**Dataset records:**
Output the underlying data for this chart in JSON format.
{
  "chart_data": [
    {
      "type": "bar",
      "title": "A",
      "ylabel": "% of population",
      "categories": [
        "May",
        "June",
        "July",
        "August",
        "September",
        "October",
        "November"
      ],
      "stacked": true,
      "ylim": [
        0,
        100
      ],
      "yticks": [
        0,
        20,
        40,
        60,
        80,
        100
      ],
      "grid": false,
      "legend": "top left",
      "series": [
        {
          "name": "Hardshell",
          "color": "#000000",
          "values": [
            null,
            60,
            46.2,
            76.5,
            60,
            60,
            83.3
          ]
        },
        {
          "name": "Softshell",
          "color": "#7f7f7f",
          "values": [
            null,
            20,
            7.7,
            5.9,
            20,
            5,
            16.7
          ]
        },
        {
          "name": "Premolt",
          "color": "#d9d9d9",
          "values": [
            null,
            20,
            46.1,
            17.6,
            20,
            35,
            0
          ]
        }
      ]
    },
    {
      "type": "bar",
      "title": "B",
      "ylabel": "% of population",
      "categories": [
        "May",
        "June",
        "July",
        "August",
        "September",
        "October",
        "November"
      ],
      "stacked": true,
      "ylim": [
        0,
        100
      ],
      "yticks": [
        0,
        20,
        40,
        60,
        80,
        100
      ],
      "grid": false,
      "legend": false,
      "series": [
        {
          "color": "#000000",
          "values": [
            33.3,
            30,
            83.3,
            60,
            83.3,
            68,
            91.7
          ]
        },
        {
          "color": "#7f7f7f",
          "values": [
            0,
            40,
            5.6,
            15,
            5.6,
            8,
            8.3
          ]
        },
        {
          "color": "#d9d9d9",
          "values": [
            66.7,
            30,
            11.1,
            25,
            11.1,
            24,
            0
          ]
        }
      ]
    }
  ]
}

**Directions:**
Copy out every entry again, exactly as it was given.

**Exercise response:**
Output the underlying data for this chart in JSON format.
{
  "chart_data": [
    {
      "type": "bar",
      "title": "A",
      "ylabel": "% of population",
      "categories": [
        "May",
        "June",
        "July",
        "August",
        "September",
        "October",
        "November"
      ],
      "stacked": true,
      "ylim": [
        0,
        100
      ],
      "yticks": [
        0,
        20,
        40,
        60,
        80,
        100
      ],
      "grid": false,
      "legend": "top left",
      "series": [
        {
          "name": "Hardshell",
          "color": "#000000",
          "values": [
            null,
            60,
            46.2,
            76.5,
            60,
            60,
            83.3
          ]
        },
        {
          "name": "Softshell",
          "color": "#7f7f7f",
          "values": [
            null,
            20,
            7.7,
            5.9,
            20,
            5,
            16.7
          ]
        },
        {
          "name": "Premolt",
          "color": "#d9d9d9",
          "values": [
            null,
            20,
            46.1,
            17.6,
            20,
            35,
            0
          ]
        }
      ]
    },
    {
      "type": "bar",
      "title": "B",
      "ylabel": "% of population",
      "categories": [
        "May",
        "June",
        "July",
        "August",
        "September",
        "October",
        "November"
      ],
      "stacked": true,
      "ylim": [
        0,
        100
      ],
      "yticks": [
        0,
        20,
        40,
        60,
        80,
        100
      ],
      "grid": false,
      "legend": false,
      "series": [
        {
          "color": "#000000",
          "values": [
            33.3,
            30,
            83.3,
            60,
            83.3,
            68,
            91.7
          ]
        },
        {
          "color": "#7f7f7f",
          "values": [
            0,
            40,
            5.6,
            15,
            5.6,
            8,
            8.3
          ]
        },
        {
          "color": "#d9d9d9",
          "values": [
            66.7,
            30,
            11.1,
            25,
            11.1,
            24,
            0
          ]
        }
      ]
    }
  ]
}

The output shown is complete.